Write out the following lines word for word, starting at the beginning of the material and ending with the line that contains "data-point — [860, 534, 862, 537]", including both ends.

____ Data for processing

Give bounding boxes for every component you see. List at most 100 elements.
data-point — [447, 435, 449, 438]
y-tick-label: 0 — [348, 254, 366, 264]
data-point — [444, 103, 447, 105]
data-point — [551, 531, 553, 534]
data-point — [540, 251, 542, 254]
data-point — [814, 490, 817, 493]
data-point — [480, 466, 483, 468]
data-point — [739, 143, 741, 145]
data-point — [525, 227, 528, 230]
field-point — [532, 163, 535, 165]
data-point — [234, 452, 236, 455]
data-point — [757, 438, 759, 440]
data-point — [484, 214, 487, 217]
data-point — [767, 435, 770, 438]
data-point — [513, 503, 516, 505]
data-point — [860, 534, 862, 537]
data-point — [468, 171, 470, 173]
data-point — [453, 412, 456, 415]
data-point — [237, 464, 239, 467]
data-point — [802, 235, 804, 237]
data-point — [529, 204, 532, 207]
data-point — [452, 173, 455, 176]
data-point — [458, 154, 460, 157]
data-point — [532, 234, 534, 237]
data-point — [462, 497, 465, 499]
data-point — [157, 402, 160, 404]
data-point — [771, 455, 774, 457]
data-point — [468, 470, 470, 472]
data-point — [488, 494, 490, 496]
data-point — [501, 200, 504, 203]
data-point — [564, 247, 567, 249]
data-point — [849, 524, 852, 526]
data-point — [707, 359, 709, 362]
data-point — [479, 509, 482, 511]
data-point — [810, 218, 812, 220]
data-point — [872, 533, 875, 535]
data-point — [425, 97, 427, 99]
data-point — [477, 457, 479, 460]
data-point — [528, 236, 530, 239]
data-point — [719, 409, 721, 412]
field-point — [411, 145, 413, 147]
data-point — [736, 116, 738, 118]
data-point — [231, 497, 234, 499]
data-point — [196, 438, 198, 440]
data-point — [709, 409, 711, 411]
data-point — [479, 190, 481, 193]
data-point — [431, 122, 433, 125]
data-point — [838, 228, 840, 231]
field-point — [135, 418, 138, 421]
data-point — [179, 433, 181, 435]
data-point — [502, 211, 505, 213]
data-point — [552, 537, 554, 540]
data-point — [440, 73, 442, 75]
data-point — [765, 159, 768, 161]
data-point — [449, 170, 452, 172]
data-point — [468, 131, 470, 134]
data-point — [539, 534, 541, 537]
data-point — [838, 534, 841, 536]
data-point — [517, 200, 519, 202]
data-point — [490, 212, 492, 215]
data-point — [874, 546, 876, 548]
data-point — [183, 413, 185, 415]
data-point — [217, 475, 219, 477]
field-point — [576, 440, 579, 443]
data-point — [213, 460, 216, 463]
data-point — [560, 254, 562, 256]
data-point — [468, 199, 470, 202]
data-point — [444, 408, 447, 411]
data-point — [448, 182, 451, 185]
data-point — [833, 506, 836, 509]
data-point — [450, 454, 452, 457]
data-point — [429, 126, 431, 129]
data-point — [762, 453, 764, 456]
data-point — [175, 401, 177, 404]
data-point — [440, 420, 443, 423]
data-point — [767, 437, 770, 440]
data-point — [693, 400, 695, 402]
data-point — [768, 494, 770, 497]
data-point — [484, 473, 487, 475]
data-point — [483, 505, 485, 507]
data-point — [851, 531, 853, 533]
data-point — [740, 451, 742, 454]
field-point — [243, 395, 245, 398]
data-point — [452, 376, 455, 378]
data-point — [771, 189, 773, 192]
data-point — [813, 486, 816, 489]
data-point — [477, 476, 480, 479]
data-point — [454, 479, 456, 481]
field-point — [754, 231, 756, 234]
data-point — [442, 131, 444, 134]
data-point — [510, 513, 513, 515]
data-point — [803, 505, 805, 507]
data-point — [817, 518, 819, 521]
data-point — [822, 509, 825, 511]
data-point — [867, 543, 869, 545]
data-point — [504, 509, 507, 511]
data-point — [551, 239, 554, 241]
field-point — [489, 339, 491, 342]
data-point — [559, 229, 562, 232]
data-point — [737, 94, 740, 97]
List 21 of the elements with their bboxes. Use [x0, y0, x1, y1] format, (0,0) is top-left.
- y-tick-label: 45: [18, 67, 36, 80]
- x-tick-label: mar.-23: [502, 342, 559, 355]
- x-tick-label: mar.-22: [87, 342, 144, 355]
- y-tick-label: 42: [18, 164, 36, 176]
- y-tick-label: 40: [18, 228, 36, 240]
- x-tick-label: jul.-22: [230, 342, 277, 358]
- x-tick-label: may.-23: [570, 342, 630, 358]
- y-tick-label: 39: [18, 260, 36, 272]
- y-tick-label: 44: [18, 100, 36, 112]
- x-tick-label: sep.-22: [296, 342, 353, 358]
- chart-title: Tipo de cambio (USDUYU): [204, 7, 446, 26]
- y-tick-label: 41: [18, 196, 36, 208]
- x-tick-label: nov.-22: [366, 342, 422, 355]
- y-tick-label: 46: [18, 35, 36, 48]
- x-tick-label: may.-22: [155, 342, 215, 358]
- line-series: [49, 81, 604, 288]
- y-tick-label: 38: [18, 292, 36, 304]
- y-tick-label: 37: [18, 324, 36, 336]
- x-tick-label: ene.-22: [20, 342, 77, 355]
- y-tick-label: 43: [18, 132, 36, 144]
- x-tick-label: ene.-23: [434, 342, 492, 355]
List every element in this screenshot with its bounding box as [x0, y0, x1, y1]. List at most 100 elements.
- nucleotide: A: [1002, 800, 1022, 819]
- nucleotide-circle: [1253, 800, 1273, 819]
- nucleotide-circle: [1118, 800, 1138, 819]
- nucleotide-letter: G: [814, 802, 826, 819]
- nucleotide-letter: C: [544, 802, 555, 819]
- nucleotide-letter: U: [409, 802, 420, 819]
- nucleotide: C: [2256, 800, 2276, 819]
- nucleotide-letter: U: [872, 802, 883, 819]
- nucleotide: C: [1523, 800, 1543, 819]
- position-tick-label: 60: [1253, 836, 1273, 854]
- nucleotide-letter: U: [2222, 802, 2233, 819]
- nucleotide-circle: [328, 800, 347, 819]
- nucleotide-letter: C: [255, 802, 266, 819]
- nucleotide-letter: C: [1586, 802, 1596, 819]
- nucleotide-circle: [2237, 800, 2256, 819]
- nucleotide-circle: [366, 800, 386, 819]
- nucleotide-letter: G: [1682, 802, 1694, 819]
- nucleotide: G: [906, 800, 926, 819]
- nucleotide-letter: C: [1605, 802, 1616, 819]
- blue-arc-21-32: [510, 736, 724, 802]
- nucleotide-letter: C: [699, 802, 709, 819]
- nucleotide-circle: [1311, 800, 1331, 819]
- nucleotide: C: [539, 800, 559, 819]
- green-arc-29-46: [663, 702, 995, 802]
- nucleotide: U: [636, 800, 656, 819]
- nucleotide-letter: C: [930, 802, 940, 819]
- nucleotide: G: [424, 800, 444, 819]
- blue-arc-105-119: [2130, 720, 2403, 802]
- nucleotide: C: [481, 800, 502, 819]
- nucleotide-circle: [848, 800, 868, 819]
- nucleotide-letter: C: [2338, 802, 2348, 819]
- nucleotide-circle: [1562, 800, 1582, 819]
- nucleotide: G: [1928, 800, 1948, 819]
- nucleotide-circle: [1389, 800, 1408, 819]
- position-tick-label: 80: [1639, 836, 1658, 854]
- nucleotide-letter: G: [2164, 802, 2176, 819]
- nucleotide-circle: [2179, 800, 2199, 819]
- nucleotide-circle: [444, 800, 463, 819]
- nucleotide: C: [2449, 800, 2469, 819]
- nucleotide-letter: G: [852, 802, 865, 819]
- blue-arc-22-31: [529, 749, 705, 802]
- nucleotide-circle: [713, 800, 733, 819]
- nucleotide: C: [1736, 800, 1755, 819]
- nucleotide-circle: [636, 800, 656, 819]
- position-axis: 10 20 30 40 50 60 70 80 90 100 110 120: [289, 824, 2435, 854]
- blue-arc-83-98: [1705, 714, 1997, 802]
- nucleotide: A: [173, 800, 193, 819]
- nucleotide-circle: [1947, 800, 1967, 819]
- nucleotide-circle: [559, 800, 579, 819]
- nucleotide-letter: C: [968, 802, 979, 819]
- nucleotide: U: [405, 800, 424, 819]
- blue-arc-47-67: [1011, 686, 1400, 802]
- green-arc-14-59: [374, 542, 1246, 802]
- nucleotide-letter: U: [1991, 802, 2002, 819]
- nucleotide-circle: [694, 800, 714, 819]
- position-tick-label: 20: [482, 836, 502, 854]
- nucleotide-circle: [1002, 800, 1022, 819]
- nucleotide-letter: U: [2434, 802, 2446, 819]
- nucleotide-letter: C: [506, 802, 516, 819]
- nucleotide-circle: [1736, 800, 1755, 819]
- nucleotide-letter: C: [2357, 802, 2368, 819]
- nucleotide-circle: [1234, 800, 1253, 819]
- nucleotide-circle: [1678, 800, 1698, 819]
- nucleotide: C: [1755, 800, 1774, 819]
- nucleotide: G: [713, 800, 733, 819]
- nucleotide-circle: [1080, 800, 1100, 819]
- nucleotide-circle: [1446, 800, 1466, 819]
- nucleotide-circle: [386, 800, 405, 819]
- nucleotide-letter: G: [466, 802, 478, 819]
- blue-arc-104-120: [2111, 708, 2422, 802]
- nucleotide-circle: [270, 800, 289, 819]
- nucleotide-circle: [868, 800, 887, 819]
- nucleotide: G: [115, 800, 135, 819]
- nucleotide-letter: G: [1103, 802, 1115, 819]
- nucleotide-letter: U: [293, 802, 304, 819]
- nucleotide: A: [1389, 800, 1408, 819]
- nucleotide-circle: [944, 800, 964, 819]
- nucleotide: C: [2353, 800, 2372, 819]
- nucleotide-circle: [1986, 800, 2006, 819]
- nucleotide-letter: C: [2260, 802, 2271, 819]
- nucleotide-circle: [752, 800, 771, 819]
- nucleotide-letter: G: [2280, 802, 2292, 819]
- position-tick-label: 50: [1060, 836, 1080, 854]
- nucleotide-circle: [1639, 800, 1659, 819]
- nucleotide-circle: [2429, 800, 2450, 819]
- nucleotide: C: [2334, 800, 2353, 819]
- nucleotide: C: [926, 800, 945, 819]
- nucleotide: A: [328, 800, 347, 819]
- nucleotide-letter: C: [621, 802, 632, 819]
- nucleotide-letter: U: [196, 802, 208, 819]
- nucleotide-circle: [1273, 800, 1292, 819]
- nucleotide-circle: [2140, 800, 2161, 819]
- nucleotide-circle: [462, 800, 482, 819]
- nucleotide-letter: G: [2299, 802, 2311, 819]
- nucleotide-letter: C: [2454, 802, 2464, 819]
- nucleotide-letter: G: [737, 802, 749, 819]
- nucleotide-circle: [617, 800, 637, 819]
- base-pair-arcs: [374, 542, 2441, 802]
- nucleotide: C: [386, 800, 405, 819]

________

_Solution to this task:_
Give bounding boxes for every component you see. List at most 100 elements.
data-point — [447, 435, 449, 438]
y-tick-label: 0 — [348, 254, 366, 264]
data-point — [444, 103, 447, 105]
data-point — [551, 531, 553, 534]
data-point — [540, 251, 542, 254]
data-point — [814, 490, 817, 493]
data-point — [480, 466, 483, 468]
data-point — [739, 143, 741, 145]
data-point — [525, 227, 528, 230]
field-point — [532, 163, 535, 165]
data-point — [234, 452, 236, 455]
data-point — [757, 438, 759, 440]
data-point — [484, 214, 487, 217]
data-point — [767, 435, 770, 438]
data-point — [513, 503, 516, 505]
data-point — [860, 534, 862, 537]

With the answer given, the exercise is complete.